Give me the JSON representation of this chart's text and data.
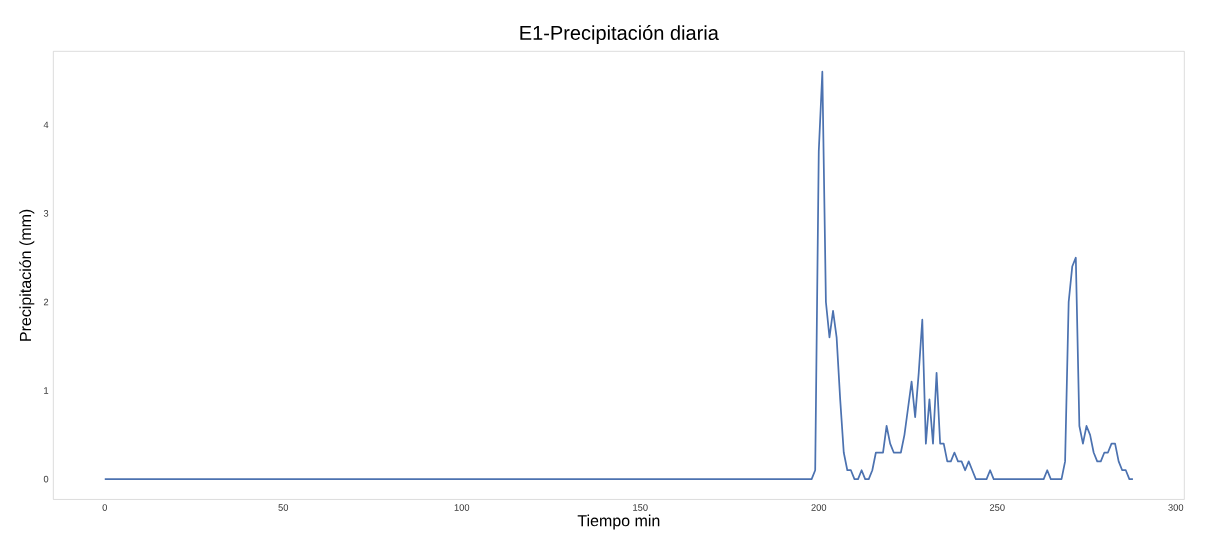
{
  "chart_data": {
    "type": "line",
    "title": "E1-Precipitación diaria",
    "xlabel": "Tiempo min",
    "ylabel": "Precipitación (mm)",
    "x": [
      0,
      198,
      199,
      200,
      201,
      202,
      203,
      204,
      205,
      206,
      207,
      208,
      209,
      210,
      211,
      212,
      213,
      214,
      215,
      216,
      217,
      218,
      219,
      220,
      221,
      222,
      223,
      224,
      225,
      226,
      227,
      228,
      229,
      230,
      231,
      232,
      233,
      234,
      235,
      236,
      237,
      238,
      239,
      240,
      241,
      242,
      243,
      244,
      245,
      246,
      247,
      248,
      249,
      250,
      251,
      252,
      253,
      254,
      255,
      256,
      257,
      258,
      259,
      260,
      261,
      262,
      263,
      264,
      265,
      266,
      267,
      268,
      269,
      270,
      271,
      272,
      273,
      274,
      275,
      276,
      277,
      278,
      279,
      280,
      281,
      282,
      283,
      284,
      285,
      286,
      287,
      288
    ],
    "values": [
      0,
      0,
      0.1,
      3.7,
      4.6,
      2.0,
      1.6,
      1.9,
      1.6,
      0.9,
      0.3,
      0.1,
      0.1,
      0,
      0,
      0.1,
      0,
      0,
      0.1,
      0.3,
      0.3,
      0.3,
      0.6,
      0.4,
      0.3,
      0.3,
      0.3,
      0.5,
      0.8,
      1.1,
      0.7,
      1.2,
      1.8,
      0.4,
      0.9,
      0.4,
      1.2,
      0.4,
      0.4,
      0.2,
      0.2,
      0.3,
      0.2,
      0.2,
      0.1,
      0.2,
      0.1,
      0,
      0,
      0,
      0,
      0.1,
      0,
      0,
      0,
      0,
      0,
      0,
      0,
      0,
      0,
      0,
      0,
      0,
      0,
      0,
      0,
      0.1,
      0,
      0,
      0,
      0,
      0.2,
      2.0,
      2.4,
      2.5,
      0.6,
      0.4,
      0.6,
      0.5,
      0.3,
      0.2,
      0.2,
      0.3,
      0.3,
      0.4,
      0.4,
      0.2,
      0.1,
      0.1,
      0,
      0
    ],
    "color": "#4c72b0",
    "xlim": [
      -14.4,
      302.4
    ],
    "ylim": [
      -0.23,
      4.83
    ],
    "xticks": [
      0,
      50,
      100,
      150,
      200,
      250,
      300
    ],
    "yticks": [
      0,
      1,
      2,
      3,
      4
    ]
  }
}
************
### Exercise
Using the entries above, find all lines with "Precipitación". Copy them.

### Solution to this exercise
    "title": "E1-Precipitación diaria",
    "ylabel": "Precipitación (mm)",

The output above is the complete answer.